• **Material for the task**
-.-.-
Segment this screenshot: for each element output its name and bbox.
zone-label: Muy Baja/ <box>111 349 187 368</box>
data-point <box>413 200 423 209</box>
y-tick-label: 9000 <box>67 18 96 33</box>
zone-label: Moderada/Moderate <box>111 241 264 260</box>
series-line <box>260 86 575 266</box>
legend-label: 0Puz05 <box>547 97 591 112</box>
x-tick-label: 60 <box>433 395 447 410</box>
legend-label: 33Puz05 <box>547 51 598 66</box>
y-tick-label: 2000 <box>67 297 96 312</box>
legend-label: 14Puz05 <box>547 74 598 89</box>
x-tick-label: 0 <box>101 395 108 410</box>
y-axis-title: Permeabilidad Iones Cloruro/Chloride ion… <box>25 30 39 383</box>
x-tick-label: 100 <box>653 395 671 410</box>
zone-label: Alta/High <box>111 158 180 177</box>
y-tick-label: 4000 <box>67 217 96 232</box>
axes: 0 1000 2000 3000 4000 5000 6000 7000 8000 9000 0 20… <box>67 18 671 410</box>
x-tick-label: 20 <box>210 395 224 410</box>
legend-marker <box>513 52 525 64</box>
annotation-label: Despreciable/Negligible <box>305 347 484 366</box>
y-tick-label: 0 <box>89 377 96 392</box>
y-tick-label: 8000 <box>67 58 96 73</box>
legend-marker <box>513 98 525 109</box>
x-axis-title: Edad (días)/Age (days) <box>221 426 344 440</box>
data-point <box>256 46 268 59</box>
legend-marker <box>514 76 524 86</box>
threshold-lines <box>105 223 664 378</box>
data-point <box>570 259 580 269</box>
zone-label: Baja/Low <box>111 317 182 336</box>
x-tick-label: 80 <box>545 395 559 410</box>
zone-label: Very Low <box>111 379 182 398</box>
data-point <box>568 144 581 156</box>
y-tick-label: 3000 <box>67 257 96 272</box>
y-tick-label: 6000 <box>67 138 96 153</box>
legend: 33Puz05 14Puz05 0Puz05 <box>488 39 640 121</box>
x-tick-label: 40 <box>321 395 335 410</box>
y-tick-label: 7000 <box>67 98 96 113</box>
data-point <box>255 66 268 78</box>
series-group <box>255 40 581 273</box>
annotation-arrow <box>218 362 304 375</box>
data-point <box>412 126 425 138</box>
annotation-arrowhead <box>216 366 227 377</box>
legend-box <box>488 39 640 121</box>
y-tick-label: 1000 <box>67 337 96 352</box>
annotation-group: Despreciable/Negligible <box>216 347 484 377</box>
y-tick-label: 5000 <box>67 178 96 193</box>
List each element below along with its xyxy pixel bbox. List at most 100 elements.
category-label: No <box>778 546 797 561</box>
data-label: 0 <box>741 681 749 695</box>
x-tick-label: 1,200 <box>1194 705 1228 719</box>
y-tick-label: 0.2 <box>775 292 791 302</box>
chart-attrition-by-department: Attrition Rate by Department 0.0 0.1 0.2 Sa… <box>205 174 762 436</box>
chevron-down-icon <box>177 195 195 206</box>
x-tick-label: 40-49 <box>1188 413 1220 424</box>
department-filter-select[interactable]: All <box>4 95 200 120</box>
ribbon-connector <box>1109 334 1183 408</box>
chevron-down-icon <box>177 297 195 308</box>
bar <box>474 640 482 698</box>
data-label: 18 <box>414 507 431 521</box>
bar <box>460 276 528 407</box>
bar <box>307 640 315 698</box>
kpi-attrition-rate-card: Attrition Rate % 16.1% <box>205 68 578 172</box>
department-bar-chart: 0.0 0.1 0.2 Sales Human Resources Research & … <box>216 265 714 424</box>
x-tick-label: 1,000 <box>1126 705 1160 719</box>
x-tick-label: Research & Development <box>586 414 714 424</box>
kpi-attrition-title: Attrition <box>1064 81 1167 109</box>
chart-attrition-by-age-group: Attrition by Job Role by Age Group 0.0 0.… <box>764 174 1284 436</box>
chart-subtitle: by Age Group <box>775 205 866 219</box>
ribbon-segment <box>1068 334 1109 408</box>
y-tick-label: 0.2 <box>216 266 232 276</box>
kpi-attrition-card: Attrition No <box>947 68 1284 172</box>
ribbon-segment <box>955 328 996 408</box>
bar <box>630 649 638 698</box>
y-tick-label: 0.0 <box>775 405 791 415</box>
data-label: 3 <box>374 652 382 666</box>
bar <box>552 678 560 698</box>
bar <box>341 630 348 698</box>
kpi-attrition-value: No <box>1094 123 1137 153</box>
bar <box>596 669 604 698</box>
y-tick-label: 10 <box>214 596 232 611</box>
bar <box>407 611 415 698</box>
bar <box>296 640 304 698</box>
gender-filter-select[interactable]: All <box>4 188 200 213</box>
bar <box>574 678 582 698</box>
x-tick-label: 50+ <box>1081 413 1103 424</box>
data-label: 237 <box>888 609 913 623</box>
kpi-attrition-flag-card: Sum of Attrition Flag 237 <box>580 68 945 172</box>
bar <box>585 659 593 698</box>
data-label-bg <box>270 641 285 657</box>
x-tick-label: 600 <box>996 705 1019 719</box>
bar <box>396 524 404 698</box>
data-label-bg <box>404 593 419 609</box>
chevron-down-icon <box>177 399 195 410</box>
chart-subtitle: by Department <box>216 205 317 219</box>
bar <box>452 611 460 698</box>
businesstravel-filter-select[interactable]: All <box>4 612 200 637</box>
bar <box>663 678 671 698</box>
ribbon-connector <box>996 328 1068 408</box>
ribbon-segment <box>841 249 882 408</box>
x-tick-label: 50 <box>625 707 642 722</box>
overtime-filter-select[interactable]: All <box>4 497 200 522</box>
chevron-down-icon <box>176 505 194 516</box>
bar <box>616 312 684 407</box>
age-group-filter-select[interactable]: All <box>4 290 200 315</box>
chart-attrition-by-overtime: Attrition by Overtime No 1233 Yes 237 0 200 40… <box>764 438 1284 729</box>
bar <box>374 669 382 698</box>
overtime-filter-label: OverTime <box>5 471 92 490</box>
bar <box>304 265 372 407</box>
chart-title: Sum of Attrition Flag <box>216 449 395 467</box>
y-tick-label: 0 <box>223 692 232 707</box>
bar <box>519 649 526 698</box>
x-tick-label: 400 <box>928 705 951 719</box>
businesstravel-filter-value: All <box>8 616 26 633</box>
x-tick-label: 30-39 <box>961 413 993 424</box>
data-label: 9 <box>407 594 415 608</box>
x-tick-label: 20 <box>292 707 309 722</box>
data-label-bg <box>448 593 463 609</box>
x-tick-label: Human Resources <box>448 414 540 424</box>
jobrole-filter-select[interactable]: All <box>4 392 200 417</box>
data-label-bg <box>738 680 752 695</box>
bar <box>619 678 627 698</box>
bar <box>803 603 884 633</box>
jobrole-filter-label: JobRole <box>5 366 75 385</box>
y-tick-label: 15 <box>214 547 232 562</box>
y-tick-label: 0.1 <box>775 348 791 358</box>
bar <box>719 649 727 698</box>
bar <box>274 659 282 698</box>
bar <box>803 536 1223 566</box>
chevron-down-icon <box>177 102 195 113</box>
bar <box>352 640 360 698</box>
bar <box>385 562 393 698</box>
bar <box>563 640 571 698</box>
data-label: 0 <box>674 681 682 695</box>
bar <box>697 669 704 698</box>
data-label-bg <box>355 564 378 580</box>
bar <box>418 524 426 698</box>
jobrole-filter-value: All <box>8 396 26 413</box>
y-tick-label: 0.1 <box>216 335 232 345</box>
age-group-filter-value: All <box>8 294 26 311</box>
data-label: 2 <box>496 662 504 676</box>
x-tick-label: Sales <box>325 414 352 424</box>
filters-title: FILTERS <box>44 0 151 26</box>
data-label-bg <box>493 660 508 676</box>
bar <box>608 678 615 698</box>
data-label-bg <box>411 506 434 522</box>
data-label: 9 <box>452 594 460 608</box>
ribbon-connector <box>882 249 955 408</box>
-.-.-
• **Exercise objective**
Copy out every line of the data above, character for character, with nothing changed.

• **Written reply**
Segment this screenshot: for each element output its name and bbox.
zone-label: Muy Baja/ <box>111 349 187 368</box>
data-point <box>413 200 423 209</box>
y-tick-label: 9000 <box>67 18 96 33</box>
zone-label: Moderada/Moderate <box>111 241 264 260</box>
series-line <box>260 86 575 266</box>
legend-label: 0Puz05 <box>547 97 591 112</box>
x-tick-label: 60 <box>433 395 447 410</box>
legend-label: 33Puz05 <box>547 51 598 66</box>
y-tick-label: 2000 <box>67 297 96 312</box>
legend-label: 14Puz05 <box>547 74 598 89</box>
x-tick-label: 0 <box>101 395 108 410</box>
y-axis-title: Permeabilidad Iones Cloruro/Chloride ion… <box>25 30 39 383</box>
x-tick-label: 100 <box>653 395 671 410</box>
zone-label: Alta/High <box>111 158 180 177</box>
y-tick-label: 4000 <box>67 217 96 232</box>
axes: 0 1000 2000 3000 4000 5000 6000 7000 8000 9000 0 20… <box>67 18 671 410</box>
x-tick-label: 20 <box>210 395 224 410</box>
legend-marker <box>513 52 525 64</box>
annotation-label: Despreciable/Negligible <box>305 347 484 366</box>
y-tick-label: 0 <box>89 377 96 392</box>
y-tick-label: 8000 <box>67 58 96 73</box>
legend-marker <box>513 98 525 109</box>
x-axis-title: Edad (días)/Age (days) <box>221 426 344 440</box>
data-point <box>256 46 268 59</box>
legend-marker <box>514 76 524 86</box>
threshold-lines <box>105 223 664 378</box>
data-point <box>570 259 580 269</box>
zone-label: Baja/Low <box>111 317 182 336</box>
x-tick-label: 80 <box>545 395 559 410</box>
zone-label: Very Low <box>111 379 182 398</box>
data-point <box>568 144 581 156</box>
y-tick-label: 3000 <box>67 257 96 272</box>
y-tick-label: 6000 <box>67 138 96 153</box>
legend: 33Puz05 14Puz05 0Puz05 <box>488 39 640 121</box>
x-tick-label: 40 <box>321 395 335 410</box>
y-tick-label: 7000 <box>67 98 96 113</box>
data-point <box>255 66 268 78</box>
series-group <box>255 40 581 273</box>
annotation-arrow <box>218 362 304 375</box>
data-point <box>412 126 425 138</box>
annotation-arrowhead <box>216 366 227 377</box>
legend-box <box>488 39 640 121</box>
y-tick-label: 1000 <box>67 337 96 352</box>
annotation-group: Despreciable/Negligible <box>216 347 484 377</box>
y-tick-label: 5000 <box>67 178 96 193</box>
List each element below along with its xyxy pixel bbox. List at most 100 elements.
category-label: No <box>778 546 797 561</box>
data-label: 0 <box>741 681 749 695</box>
x-tick-label: 1,200 <box>1194 705 1228 719</box>
y-tick-label: 0.2 <box>775 292 791 302</box>
chart-attrition-by-department: Attrition Rate by Department 0.0 0.1 0.2 Sa… <box>205 174 762 436</box>
chevron-down-icon <box>177 195 195 206</box>
x-tick-label: 40-49 <box>1188 413 1220 424</box>
department-filter-select[interactable]: All <box>4 95 200 120</box>
ribbon-connector <box>1109 334 1183 408</box>
chevron-down-icon <box>177 297 195 308</box>
bar <box>474 640 482 698</box>
data-label: 18 <box>414 507 431 521</box>
bar <box>460 276 528 407</box>
bar <box>307 640 315 698</box>
kpi-attrition-rate-card: Attrition Rate % 16.1% <box>205 68 578 172</box>
department-bar-chart: 0.0 0.1 0.2 Sales Human Resources Research & … <box>216 265 714 424</box>
x-tick-label: 1,000 <box>1126 705 1160 719</box>
x-tick-label: Research & Development <box>586 414 714 424</box>
kpi-attrition-title: Attrition <box>1064 81 1167 109</box>
chart-attrition-by-age-group: Attrition by Job Role by Age Group 0.0 0.… <box>764 174 1284 436</box>
chart-subtitle: by Age Group <box>775 205 866 219</box>
ribbon-segment <box>1068 334 1109 408</box>
y-tick-label: 0.2 <box>216 266 232 276</box>
kpi-attrition-card: Attrition No <box>947 68 1284 172</box>
ribbon-segment <box>955 328 996 408</box>
bar <box>630 649 638 698</box>
y-tick-label: 0.0 <box>775 405 791 415</box>
data-label: 3 <box>374 652 382 666</box>
bar <box>552 678 560 698</box>
bar <box>341 630 348 698</box>
kpi-attrition-value: No <box>1094 123 1137 153</box>
bar <box>596 669 604 698</box>
y-tick-label: 10 <box>214 596 232 611</box>
bar <box>407 611 415 698</box>
bar <box>296 640 304 698</box>
gender-filter-select[interactable]: All <box>4 188 200 213</box>
bar <box>574 678 582 698</box>
x-tick-label: 50+ <box>1081 413 1103 424</box>
data-label: 237 <box>888 609 913 623</box>
kpi-attrition-flag-card: Sum of Attrition Flag 237 <box>580 68 945 172</box>
bar <box>585 659 593 698</box>
data-label-bg <box>270 641 285 657</box>
x-tick-label: 600 <box>996 705 1019 719</box>
bar <box>396 524 404 698</box>
data-label-bg <box>404 593 419 609</box>
chevron-down-icon <box>177 399 195 410</box>
chart-subtitle: by Department <box>216 205 317 219</box>
bar <box>452 611 460 698</box>
businesstravel-filter-select[interactable]: All <box>4 612 200 637</box>
bar <box>663 678 671 698</box>
ribbon-connector <box>996 328 1068 408</box>
ribbon-segment <box>841 249 882 408</box>
x-tick-label: 50 <box>625 707 642 722</box>
overtime-filter-select[interactable]: All <box>4 497 200 522</box>
chevron-down-icon <box>176 505 194 516</box>
bar <box>616 312 684 407</box>
age-group-filter-select[interactable]: All <box>4 290 200 315</box>
chart-attrition-by-overtime: Attrition by Overtime No 1233 Yes 237 0 200 40… <box>764 438 1284 729</box>
bar <box>374 669 382 698</box>
overtime-filter-label: OverTime <box>5 471 92 490</box>
bar <box>304 265 372 407</box>
chart-title: Sum of Attrition Flag <box>216 449 395 467</box>
y-tick-label: 0 <box>223 692 232 707</box>
bar <box>519 649 526 698</box>
x-tick-label: 400 <box>928 705 951 719</box>
businesstravel-filter-value: All <box>8 616 26 633</box>
x-tick-label: 30-39 <box>961 413 993 424</box>
data-label: 9 <box>407 594 415 608</box>
x-tick-label: 20 <box>292 707 309 722</box>
data-label-bg <box>448 593 463 609</box>
x-tick-label: Human Resources <box>448 414 540 424</box>
jobrole-filter-select[interactable]: All <box>4 392 200 417</box>
data-label-bg <box>738 680 752 695</box>
bar <box>619 678 627 698</box>
bar <box>803 603 884 633</box>
jobrole-filter-label: JobRole <box>5 366 75 385</box>
y-tick-label: 15 <box>214 547 232 562</box>
y-tick-label: 0.1 <box>775 348 791 358</box>
bar <box>719 649 727 698</box>
bar <box>274 659 282 698</box>
bar <box>803 536 1223 566</box>
chevron-down-icon <box>177 102 195 113</box>
bar <box>352 640 360 698</box>
bar <box>385 562 393 698</box>
bar <box>563 640 571 698</box>
data-label: 0 <box>674 681 682 695</box>
bar <box>697 669 704 698</box>
data-label-bg <box>355 564 378 580</box>
bar <box>418 524 426 698</box>
jobrole-filter-value: All <box>8 396 26 413</box>
y-tick-label: 0.1 <box>216 335 232 345</box>
age-group-filter-value: All <box>8 294 26 311</box>
data-label: 2 <box>496 662 504 676</box>
x-tick-label: Sales <box>325 414 352 424</box>
filters-title: FILTERS <box>44 0 151 26</box>
data-label-bg <box>493 660 508 676</box>
bar <box>608 678 615 698</box>
data-label-bg <box>411 506 434 522</box>
data-label: 9 <box>452 594 460 608</box>
ribbon-connector <box>882 249 955 408</box>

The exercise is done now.